◆ **The exercise**
List each line of the data that holds the string "часа", please.

◆ **Material for this task**

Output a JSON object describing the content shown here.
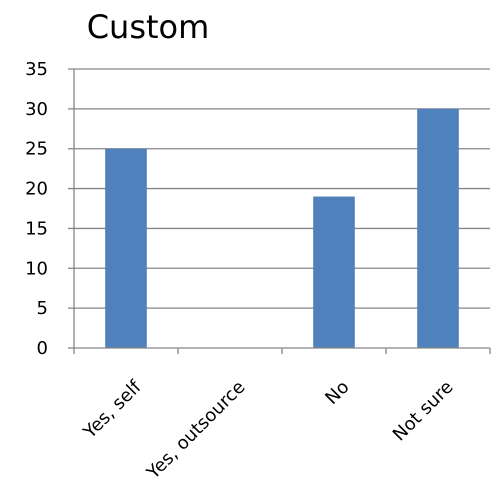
{
  "chart_data": {
    "type": "bar",
    "title": "Custom",
    "categories": [
      "Yes, self",
      "Yes, outsource",
      "No",
      "Not sure"
    ],
    "values": [
      25,
      0,
      19,
      30
    ],
    "xlabel": "",
    "ylabel": "",
    "ylim": [
      0,
      35
    ],
    "yticks": [
      "0",
      "5",
      "10",
      "15",
      "20",
      "25",
      "30",
      "35"
    ],
    "grid": true,
    "legend": "none",
    "bar_color": "#4f81bd",
    "grid_color": "#868686",
    "axis_color": "#868686"
  }
}
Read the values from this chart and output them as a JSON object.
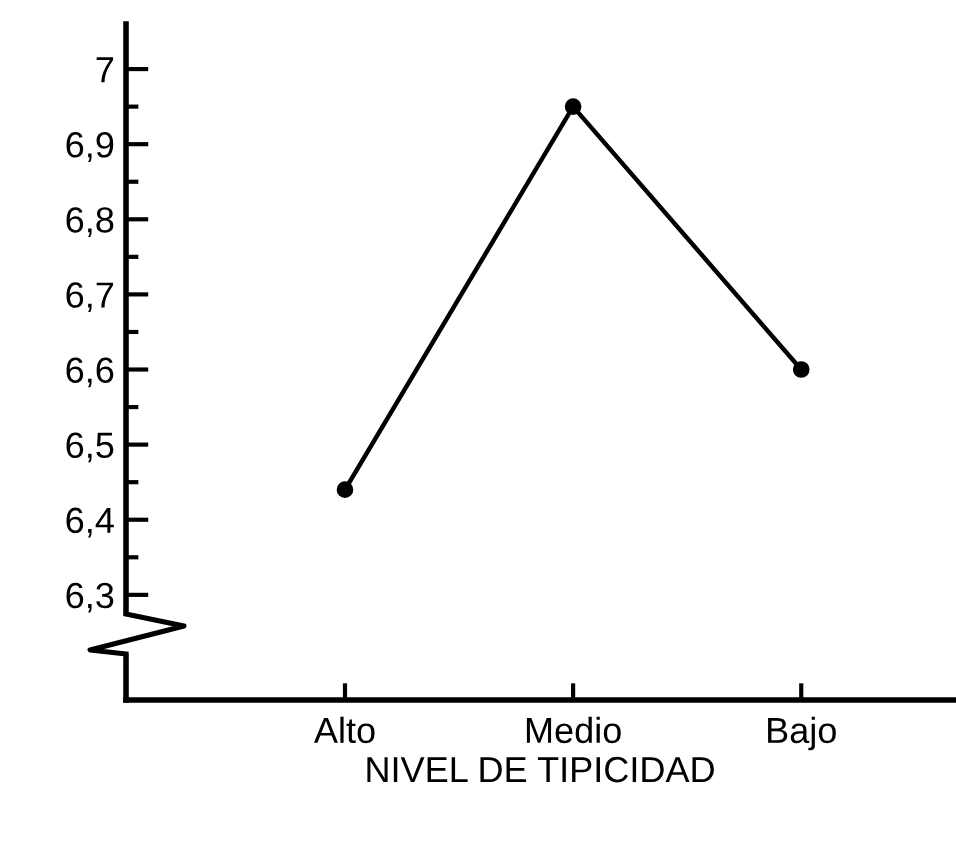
{
  "chart_data": {
    "type": "line",
    "xlabel": "NIVEL DE TIPICIDAD",
    "categories": [
      "Alto",
      "Medio",
      "Bajo"
    ],
    "series": [
      {
        "color": "#000000",
        "values": [
          6.44,
          6.95,
          6.6
        ]
      }
    ],
    "marker": "circle",
    "line_style": "solid",
    "grid": false,
    "ylim": [
      6.16,
      7.06
    ],
    "yticks": [
      {
        "value": 6.3,
        "label": "6,3"
      },
      {
        "value": 6.4,
        "label": "6,4"
      },
      {
        "value": 6.5,
        "label": "6,5"
      },
      {
        "value": 6.6,
        "label": "6,6"
      },
      {
        "value": 6.7,
        "label": "6,7"
      },
      {
        "value": 6.8,
        "label": "6,8"
      },
      {
        "value": 6.9,
        "label": "6,9"
      },
      {
        "value": 7,
        "label": "7"
      }
    ]
  }
}
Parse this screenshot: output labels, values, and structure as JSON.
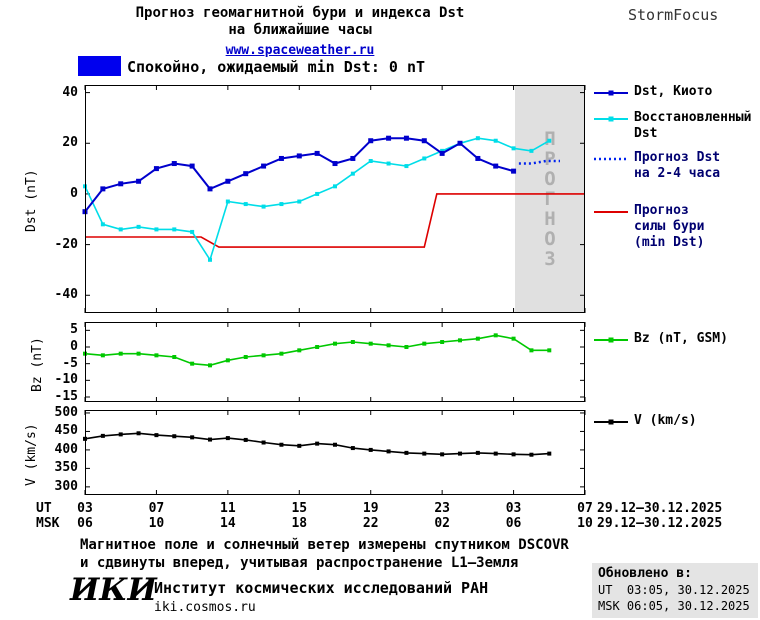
{
  "header": {
    "title_line1": "Прогноз геомагнитной бури и индекса Dst",
    "title_line2": "на ближайшие часы",
    "site_link": "www.spaceweather.ru",
    "brand": "StormFocus",
    "status_label": "Спокойно, ожидаемый min Dst: 0 nT"
  },
  "colors": {
    "kyoto": "#0000cc",
    "restored": "#00dde8",
    "forecast_dst": "#0022ee",
    "storm_forecast": "#dd0000",
    "bz": "#00c800",
    "v": "#000000",
    "quiet_level": "#0000ee",
    "forecast_bg": "#e0e0e0",
    "forecast_text": "#b0b0b0",
    "link": "#0000cc"
  },
  "chart_data": [
    {
      "type": "line",
      "ylabel": "Dst (nT)",
      "xlabel": "UT hours",
      "xlim": [
        3,
        31
      ],
      "ylim": [
        -47,
        43
      ],
      "yticks": [
        40,
        20,
        0,
        -20,
        -40
      ],
      "forecast_region_start": 27.08,
      "forecast_label": "ПРОГНОЗ",
      "series": [
        {
          "name": "Прогноз силы бури (min Dst)",
          "color": "#dd0000",
          "style": "solid",
          "width": 1.6,
          "x": [
            3,
            9.5,
            10.5,
            22,
            22.7,
            31
          ],
          "y": [
            -17,
            -17,
            -21,
            -21,
            0,
            0
          ]
        },
        {
          "name": "Восстановленный Dst",
          "color": "#00dde8",
          "style": "solid",
          "marker": "square",
          "width": 1.6,
          "x": [
            3,
            4,
            5,
            6,
            7,
            8,
            9,
            10,
            11,
            12,
            13,
            14,
            15,
            16,
            17,
            18,
            19,
            20,
            21,
            22,
            23,
            24,
            25,
            26,
            27,
            28,
            29
          ],
          "y": [
            3,
            -12,
            -14,
            -13,
            -14,
            -14,
            -15,
            -26,
            -3,
            -4,
            -5,
            -4,
            -3,
            0,
            3,
            8,
            13,
            12,
            11,
            14,
            17,
            20,
            22,
            21,
            18,
            17,
            21
          ]
        },
        {
          "name": "Dst, Киото",
          "color": "#0000cc",
          "style": "solid",
          "marker": "square",
          "width": 2,
          "msize": 5,
          "x": [
            3,
            4,
            5,
            6,
            7,
            8,
            9,
            10,
            11,
            12,
            13,
            14,
            15,
            16,
            17,
            18,
            19,
            20,
            21,
            22,
            23,
            24,
            25,
            26,
            27
          ],
          "y": [
            -7,
            2,
            4,
            5,
            10,
            12,
            11,
            2,
            5,
            8,
            11,
            14,
            15,
            16,
            12,
            14,
            21,
            22,
            22,
            21,
            16,
            20,
            14,
            11,
            9
          ]
        },
        {
          "name": "Прогноз Dst на 2-4 часа",
          "color": "#0022ee",
          "style": "dotted",
          "width": 2.5,
          "x": [
            27.3,
            28,
            28.8,
            29.6
          ],
          "y": [
            12,
            12,
            13,
            13
          ]
        }
      ]
    },
    {
      "type": "line",
      "ylabel": "Bz (nT)",
      "xlim": [
        3,
        31
      ],
      "ylim": [
        -16.5,
        7.5
      ],
      "yticks": [
        5,
        0,
        -5,
        -10,
        -15
      ],
      "series": [
        {
          "name": "Bz (nT, GSM)",
          "color": "#00c800",
          "style": "solid",
          "marker": "square",
          "width": 1.6,
          "x": [
            3,
            4,
            5,
            6,
            7,
            8,
            9,
            10,
            11,
            12,
            13,
            14,
            15,
            16,
            17,
            18,
            19,
            20,
            21,
            22,
            23,
            24,
            25,
            26,
            27,
            28,
            29
          ],
          "y": [
            -2,
            -2.5,
            -2,
            -2,
            -2.5,
            -3,
            -5,
            -5.5,
            -4,
            -3,
            -2.5,
            -2,
            -1,
            0,
            1,
            1.5,
            1,
            0.5,
            0,
            1,
            1.5,
            2,
            2.5,
            3.5,
            2.5,
            -1,
            -1
          ]
        }
      ]
    },
    {
      "type": "line",
      "ylabel": "V (km/s)",
      "xlim": [
        3,
        31
      ],
      "ylim": [
        278,
        508
      ],
      "yticks": [
        500,
        450,
        400,
        350,
        300
      ],
      "series": [
        {
          "name": "V (km/s)",
          "color": "#000000",
          "style": "solid",
          "marker": "square",
          "width": 1.6,
          "x": [
            3,
            4,
            5,
            6,
            7,
            8,
            9,
            10,
            11,
            12,
            13,
            14,
            15,
            16,
            17,
            18,
            19,
            20,
            21,
            22,
            23,
            24,
            25,
            26,
            27,
            28,
            29
          ],
          "y": [
            430,
            438,
            442,
            445,
            440,
            437,
            434,
            428,
            432,
            427,
            420,
            414,
            411,
            417,
            414,
            405,
            400,
            396,
            392,
            390,
            388,
            390,
            392,
            390,
            388,
            387,
            390
          ]
        }
      ]
    }
  ],
  "xaxis": {
    "ut_label": "UT",
    "msk_label": "MSK",
    "tick_hours": [
      3,
      7,
      11,
      15,
      19,
      23,
      27,
      31
    ],
    "ut_ticks": [
      "03",
      "07",
      "11",
      "15",
      "19",
      "23",
      "03",
      "07"
    ],
    "msk_ticks": [
      "06",
      "10",
      "14",
      "18",
      "22",
      "02",
      "06",
      "10"
    ],
    "ut_dates": "29.12–30.12.2025",
    "msk_dates": "29.12–30.12.2025"
  },
  "legend": {
    "items": [
      {
        "lines": [
          "Dst, Киото"
        ],
        "color": "#0000cc",
        "style": "solid",
        "marker": true,
        "text_color": "#000000"
      },
      {
        "lines": [
          "Восстановленный",
          "Dst"
        ],
        "color": "#00dde8",
        "style": "solid",
        "marker": true,
        "text_color": "#000000"
      },
      {
        "lines": [
          "Прогноз Dst",
          "на 2-4 часа"
        ],
        "color": "#0022ee",
        "style": "dotted",
        "marker": false,
        "text_color": "#000070"
      },
      {
        "lines": [
          "Прогноз",
          "силы бури",
          "(min Dst)"
        ],
        "color": "#dd0000",
        "style": "solid",
        "marker": false,
        "text_color": "#000070"
      },
      {
        "lines": [
          "Bz (nT, GSM)"
        ],
        "color": "#00c800",
        "style": "solid",
        "marker": true,
        "text_color": "#000000"
      },
      {
        "lines": [
          "V (km/s)"
        ],
        "color": "#000000",
        "style": "solid",
        "marker": true,
        "text_color": "#000000"
      }
    ]
  },
  "footer": {
    "note_line1": "Магнитное поле и солнечный ветер измерены спутником DSCOVR",
    "note_line2": "и сдвинуты вперед, учитывая распространение L1–Земля",
    "logo": "ИКИ",
    "institute": "Институт космических исследований РАН",
    "institute_site": "iki.cosmos.ru",
    "updated_label": "Обновлено в:",
    "updated_ut": "UT  03:05, 30.12.2025",
    "updated_msk": "MSK 06:05, 30.12.2025"
  }
}
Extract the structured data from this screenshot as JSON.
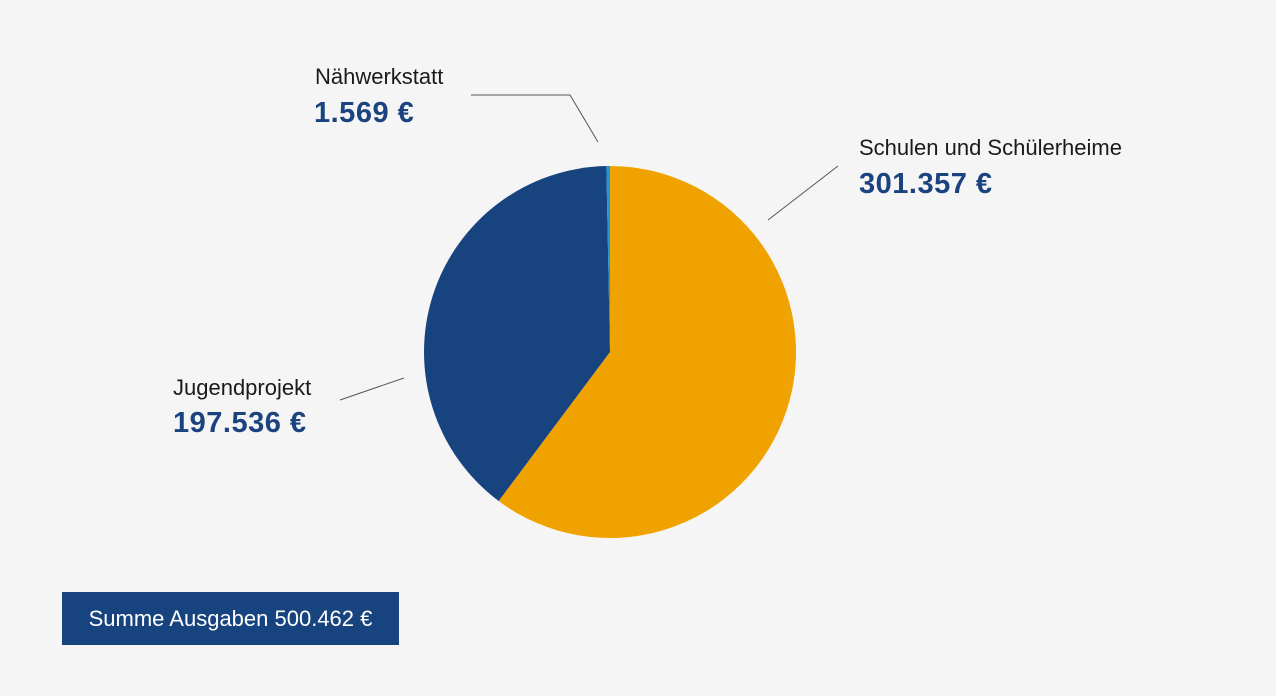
{
  "chart_data": {
    "type": "pie",
    "slices": [
      {
        "label": "Schulen und Schülerheime",
        "value": 301357,
        "value_text": "301.357 €",
        "color": "#f0a300"
      },
      {
        "label": "Jugendprojekt",
        "value": 197536,
        "value_text": "197.536 €",
        "color": "#17437f"
      },
      {
        "label": "Nähwerkstatt",
        "value": 1569,
        "value_text": "1.569 €",
        "color": "#1a9ad6"
      }
    ],
    "start": "12 o'clock",
    "direction": "clockwise"
  },
  "total": {
    "text": "Summe Ausgaben 500.462 €"
  },
  "colors": {
    "background": "#f5f5f5",
    "value_text": "#1b4380",
    "leader_line": "#555555"
  }
}
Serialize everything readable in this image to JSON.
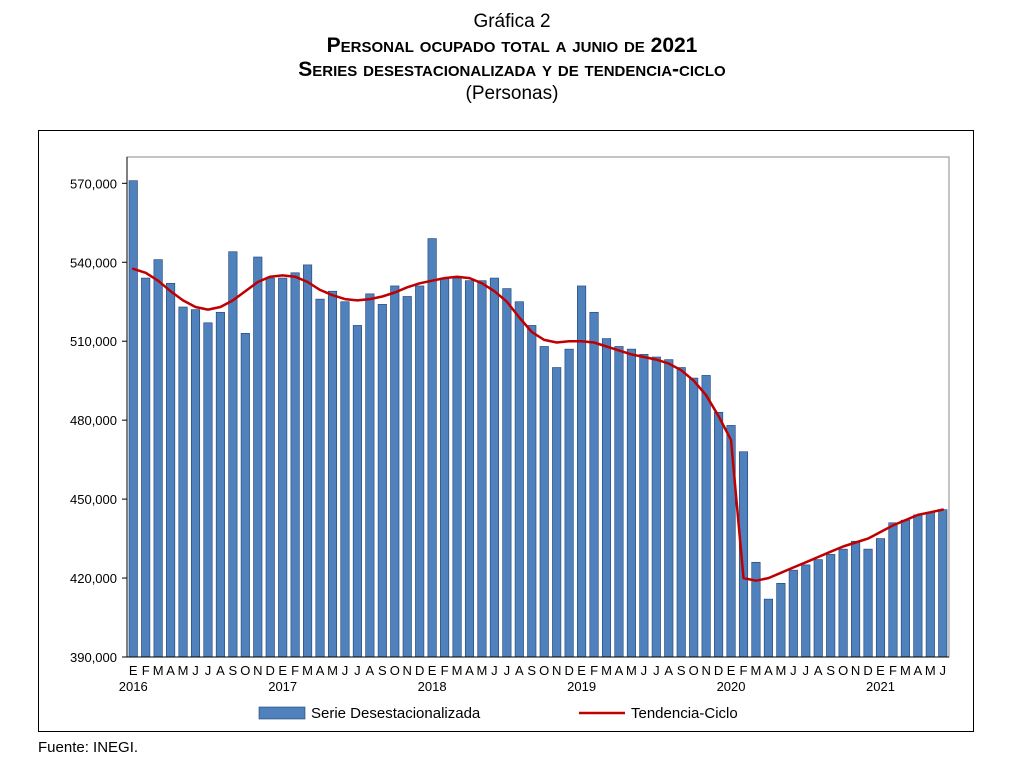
{
  "header": {
    "label": "Gráfica 2",
    "title": "Personal ocupado total a junio de 2021",
    "subtitle": "Series desestacionalizada y de tendencia-ciclo",
    "units": "(Personas)"
  },
  "footer": {
    "source": "Fuente: INEGI."
  },
  "chart_data": {
    "type": "bar",
    "title": "Personal ocupado total a junio de 2021",
    "subtitle": "Series desestacionalizada y de tendencia-ciclo",
    "ylabel": "(Personas)",
    "ylim": [
      390000,
      580000
    ],
    "yticks": [
      390000,
      420000,
      450000,
      480000,
      510000,
      540000,
      570000
    ],
    "ytick_labels": [
      "390,000",
      "420,000",
      "450,000",
      "480,000",
      "510,000",
      "540,000",
      "570,000"
    ],
    "month_labels": [
      "E",
      "F",
      "M",
      "A",
      "M",
      "J",
      "J",
      "A",
      "S",
      "O",
      "N",
      "D"
    ],
    "year_labels": [
      "2016",
      "2017",
      "2018",
      "2019",
      "2020",
      "2021"
    ],
    "grid": false,
    "legend_position": "bottom",
    "colors": {
      "bars": "#4f81bd",
      "bar_edge": "#1f3f73",
      "trend": "#c00000"
    },
    "categories": [
      "2016-01",
      "2016-02",
      "2016-03",
      "2016-04",
      "2016-05",
      "2016-06",
      "2016-07",
      "2016-08",
      "2016-09",
      "2016-10",
      "2016-11",
      "2016-12",
      "2017-01",
      "2017-02",
      "2017-03",
      "2017-04",
      "2017-05",
      "2017-06",
      "2017-07",
      "2017-08",
      "2017-09",
      "2017-10",
      "2017-11",
      "2017-12",
      "2018-01",
      "2018-02",
      "2018-03",
      "2018-04",
      "2018-05",
      "2018-06",
      "2018-07",
      "2018-08",
      "2018-09",
      "2018-10",
      "2018-11",
      "2018-12",
      "2019-01",
      "2019-02",
      "2019-03",
      "2019-04",
      "2019-05",
      "2019-06",
      "2019-07",
      "2019-08",
      "2019-09",
      "2019-10",
      "2019-11",
      "2019-12",
      "2020-01",
      "2020-02",
      "2020-03",
      "2020-04",
      "2020-05",
      "2020-06",
      "2020-07",
      "2020-08",
      "2020-09",
      "2020-10",
      "2020-11",
      "2020-12",
      "2021-01",
      "2021-02",
      "2021-03",
      "2021-04",
      "2021-05",
      "2021-06"
    ],
    "series": [
      {
        "name": "Serie Desestacionalizada",
        "type": "bar",
        "values": [
          571000,
          534000,
          541000,
          532000,
          523000,
          522000,
          517000,
          521000,
          544000,
          513000,
          542000,
          534000,
          534000,
          536000,
          539000,
          526000,
          529000,
          525000,
          516000,
          528000,
          524000,
          531000,
          527000,
          531000,
          549000,
          534000,
          534000,
          533000,
          533000,
          534000,
          530000,
          525000,
          516000,
          508000,
          500000,
          507000,
          531000,
          521000,
          511000,
          508000,
          507000,
          505000,
          504000,
          503000,
          500000,
          496000,
          497000,
          483000,
          478000,
          468000,
          426000,
          412000,
          418000,
          423000,
          425000,
          427000,
          429000,
          431000,
          434000,
          431000,
          435000,
          441000,
          442000,
          444000,
          445000,
          446000
        ]
      },
      {
        "name": "Tendencia-Ciclo",
        "type": "line",
        "values": [
          537500,
          536000,
          533000,
          529000,
          525500,
          523000,
          522000,
          523000,
          525500,
          529000,
          532500,
          534500,
          535000,
          534500,
          532500,
          529500,
          527500,
          526000,
          525500,
          526000,
          527000,
          528500,
          530500,
          532000,
          533000,
          534000,
          534500,
          534000,
          532000,
          529000,
          525000,
          519000,
          513500,
          510500,
          509500,
          510000,
          510000,
          509500,
          508000,
          506500,
          505000,
          504000,
          503000,
          501500,
          499000,
          495000,
          489500,
          481500,
          472500,
          420000,
          419000,
          420000,
          422000,
          424000,
          426000,
          428000,
          430000,
          432000,
          433500,
          435000,
          437500,
          440000,
          442000,
          444000,
          445000,
          446000
        ]
      }
    ]
  }
}
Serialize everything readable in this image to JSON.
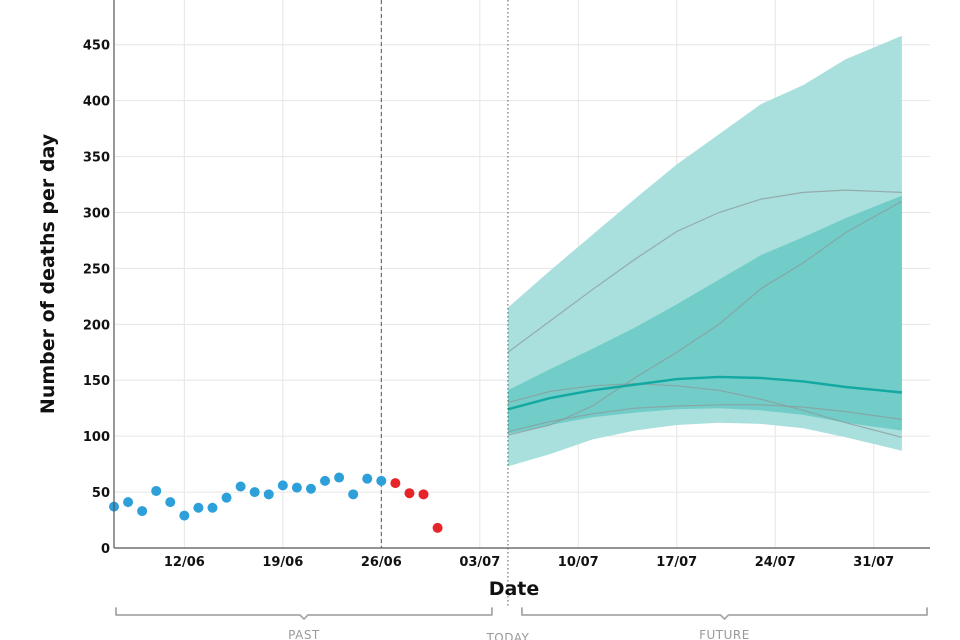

◆ **Response for this exercise**
          "name": "Прогноз Dst на 2-4 часа",
          "на 2-4 часа"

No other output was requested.